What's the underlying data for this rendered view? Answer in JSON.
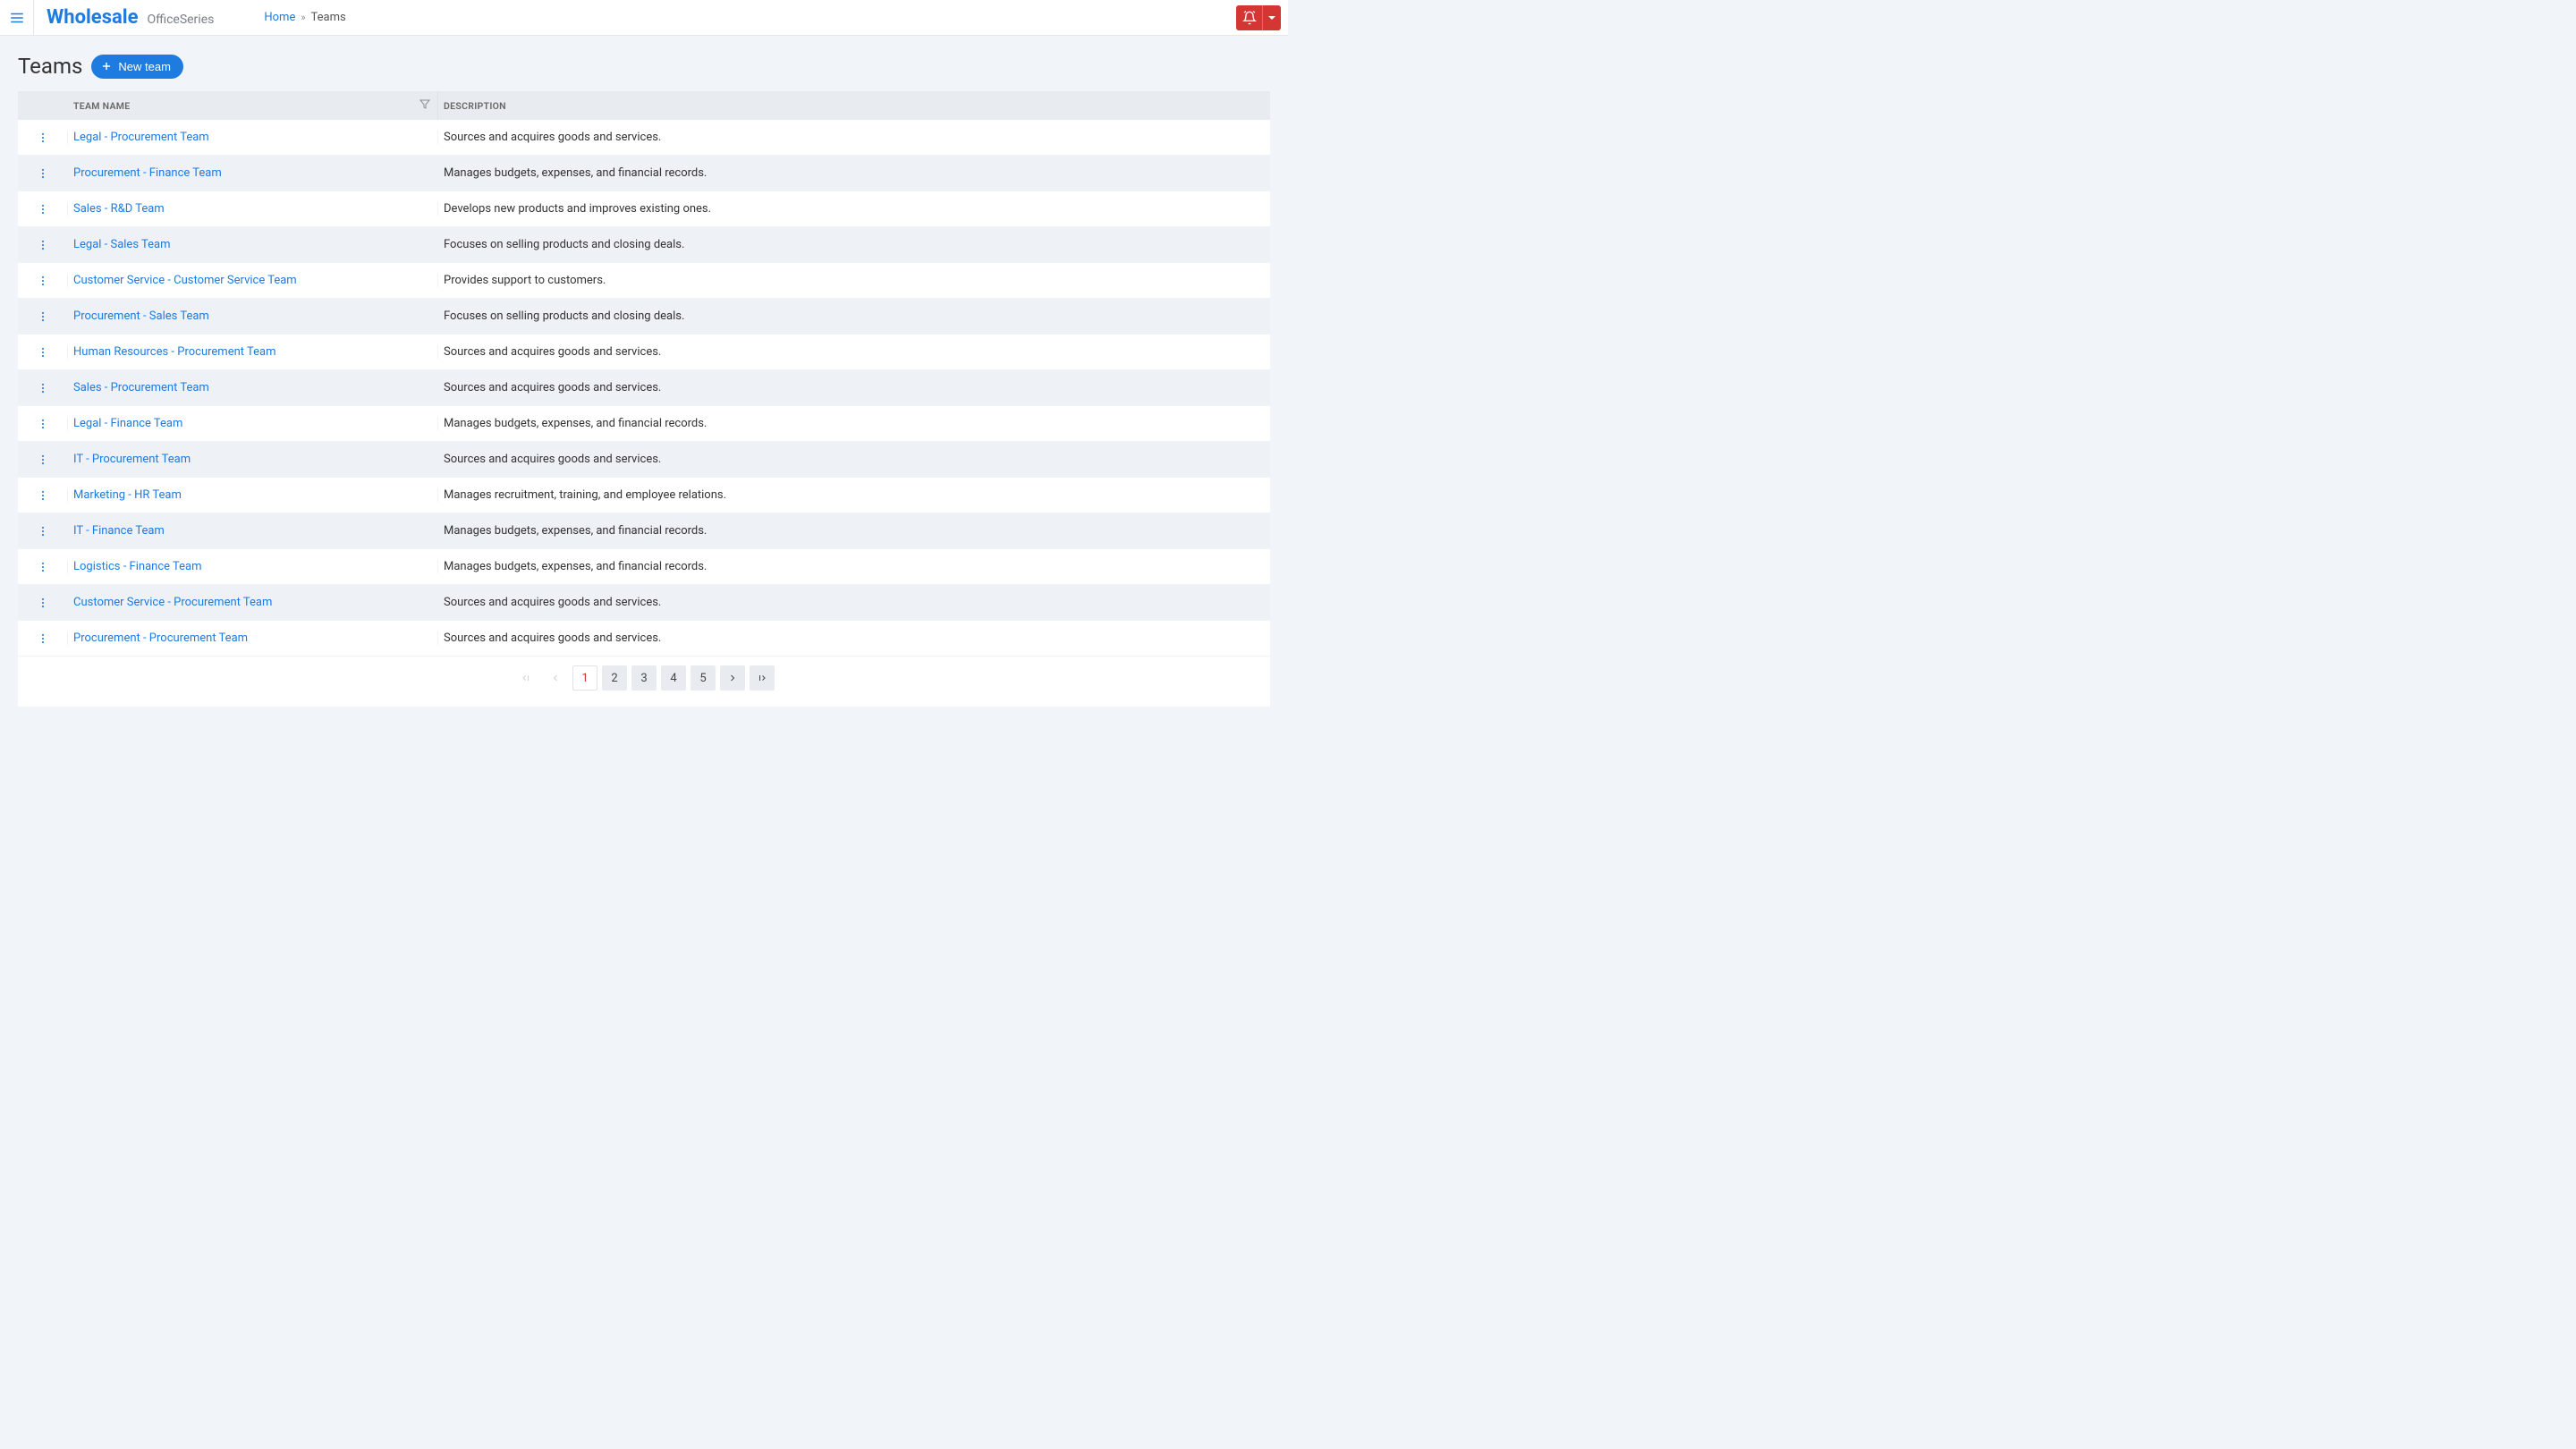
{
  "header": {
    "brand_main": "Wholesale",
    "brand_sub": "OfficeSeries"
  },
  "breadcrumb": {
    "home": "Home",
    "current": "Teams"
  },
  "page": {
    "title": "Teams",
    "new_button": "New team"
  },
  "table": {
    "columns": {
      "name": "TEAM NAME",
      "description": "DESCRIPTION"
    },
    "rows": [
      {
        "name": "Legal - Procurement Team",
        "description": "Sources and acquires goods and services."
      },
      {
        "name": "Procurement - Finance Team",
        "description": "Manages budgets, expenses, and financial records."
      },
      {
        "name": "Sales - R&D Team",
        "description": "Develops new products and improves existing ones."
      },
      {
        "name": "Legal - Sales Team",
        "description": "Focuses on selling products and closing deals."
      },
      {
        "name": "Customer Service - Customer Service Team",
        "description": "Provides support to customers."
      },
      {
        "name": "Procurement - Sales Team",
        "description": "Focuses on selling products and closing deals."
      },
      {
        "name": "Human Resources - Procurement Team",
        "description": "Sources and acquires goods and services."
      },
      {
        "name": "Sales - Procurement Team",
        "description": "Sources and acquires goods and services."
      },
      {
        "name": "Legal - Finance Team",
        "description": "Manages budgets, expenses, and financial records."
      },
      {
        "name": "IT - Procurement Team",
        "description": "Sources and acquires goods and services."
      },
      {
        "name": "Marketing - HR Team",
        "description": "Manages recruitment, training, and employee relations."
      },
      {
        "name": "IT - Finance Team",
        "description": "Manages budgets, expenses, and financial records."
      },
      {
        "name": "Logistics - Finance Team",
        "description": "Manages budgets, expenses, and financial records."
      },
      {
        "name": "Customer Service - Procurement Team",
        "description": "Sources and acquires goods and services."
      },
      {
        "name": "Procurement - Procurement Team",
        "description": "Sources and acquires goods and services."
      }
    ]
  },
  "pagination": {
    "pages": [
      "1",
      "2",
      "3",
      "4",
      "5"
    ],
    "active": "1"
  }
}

::::

Stated goal
Would you set down the listing exactly, omitting pictures?

Solution to this exercise
What's the underlying data for this rendered view? Answer in JSON.
{
  "header": {
    "brand_main": "Wholesale",
    "brand_sub": "OfficeSeries"
  },
  "breadcrumb": {
    "home": "Home",
    "current": "Teams"
  },
  "page": {
    "title": "Teams",
    "new_button": "New team"
  },
  "table": {
    "columns": {
      "name": "TEAM NAME",
      "description": "DESCRIPTION"
    },
    "rows": [
      {
        "name": "Legal - Procurement Team",
        "description": "Sources and acquires goods and services."
      },
      {
        "name": "Procurement - Finance Team",
        "description": "Manages budgets, expenses, and financial records."
      },
      {
        "name": "Sales - R&D Team",
        "description": "Develops new products and improves existing ones."
      },
      {
        "name": "Legal - Sales Team",
        "description": "Focuses on selling products and closing deals."
      },
      {
        "name": "Customer Service - Customer Service Team",
        "description": "Provides support to customers."
      },
      {
        "name": "Procurement - Sales Team",
        "description": "Focuses on selling products and closing deals."
      },
      {
        "name": "Human Resources - Procurement Team",
        "description": "Sources and acquires goods and services."
      },
      {
        "name": "Sales - Procurement Team",
        "description": "Sources and acquires goods and services."
      },
      {
        "name": "Legal - Finance Team",
        "description": "Manages budgets, expenses, and financial records."
      },
      {
        "name": "IT - Procurement Team",
        "description": "Sources and acquires goods and services."
      },
      {
        "name": "Marketing - HR Team",
        "description": "Manages recruitment, training, and employee relations."
      },
      {
        "name": "IT - Finance Team",
        "description": "Manages budgets, expenses, and financial records."
      },
      {
        "name": "Logistics - Finance Team",
        "description": "Manages budgets, expenses, and financial records."
      },
      {
        "name": "Customer Service - Procurement Team",
        "description": "Sources and acquires goods and services."
      },
      {
        "name": "Procurement - Procurement Team",
        "description": "Sources and acquires goods and services."
      }
    ]
  },
  "pagination": {
    "pages": [
      "1",
      "2",
      "3",
      "4",
      "5"
    ],
    "active": "1"
  }
}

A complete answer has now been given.